→ What the exercise asks: In the records that follow, show each line where the word "Prat" is present.

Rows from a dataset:
-- start --
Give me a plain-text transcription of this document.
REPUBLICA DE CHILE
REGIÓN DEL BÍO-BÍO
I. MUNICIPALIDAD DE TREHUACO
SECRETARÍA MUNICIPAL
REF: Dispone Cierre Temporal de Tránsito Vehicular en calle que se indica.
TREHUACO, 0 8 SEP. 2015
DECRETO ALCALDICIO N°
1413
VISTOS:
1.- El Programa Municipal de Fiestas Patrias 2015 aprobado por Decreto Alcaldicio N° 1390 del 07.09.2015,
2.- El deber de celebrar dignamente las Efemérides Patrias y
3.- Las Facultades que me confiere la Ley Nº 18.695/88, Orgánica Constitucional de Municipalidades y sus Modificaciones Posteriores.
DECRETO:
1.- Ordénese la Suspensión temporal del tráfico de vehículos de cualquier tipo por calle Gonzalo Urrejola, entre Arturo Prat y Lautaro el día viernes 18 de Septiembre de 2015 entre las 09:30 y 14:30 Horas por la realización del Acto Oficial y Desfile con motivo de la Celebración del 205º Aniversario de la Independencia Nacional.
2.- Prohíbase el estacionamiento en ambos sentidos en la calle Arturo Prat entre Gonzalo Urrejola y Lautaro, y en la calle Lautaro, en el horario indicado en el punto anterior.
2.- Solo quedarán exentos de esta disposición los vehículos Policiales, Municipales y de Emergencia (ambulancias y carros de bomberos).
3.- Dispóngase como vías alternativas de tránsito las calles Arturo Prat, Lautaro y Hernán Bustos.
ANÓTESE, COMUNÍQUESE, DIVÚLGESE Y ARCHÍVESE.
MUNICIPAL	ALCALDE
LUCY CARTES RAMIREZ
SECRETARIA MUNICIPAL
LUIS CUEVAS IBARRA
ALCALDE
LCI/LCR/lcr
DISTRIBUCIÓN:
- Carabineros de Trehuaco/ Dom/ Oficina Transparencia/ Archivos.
-- end --
→ Written answer:
1.- Ordénese la Suspensión temporal del tráfico de vehículos de cualquier tipo por calle Gonzalo Urrejola, entre Arturo Prat y Lautaro el día viernes 18 de Septiembre de 2015 entre las 09:30 y 14:30 Horas por la realización del Acto Oficial y Desfile con motivo de la Celebración del 205º Aniversario de la Independencia Nacional.
2.- Prohíbase el estacionamiento en ambos sentidos en la calle Arturo Prat entre Gonzalo Urrejola y Lautaro, y en la calle Lautaro, en el horario indicado en el punto anterior.
3.- Dispóngase como vías alternativas de tránsito las calles Arturo Prat, Lautaro y Hernán Bustos.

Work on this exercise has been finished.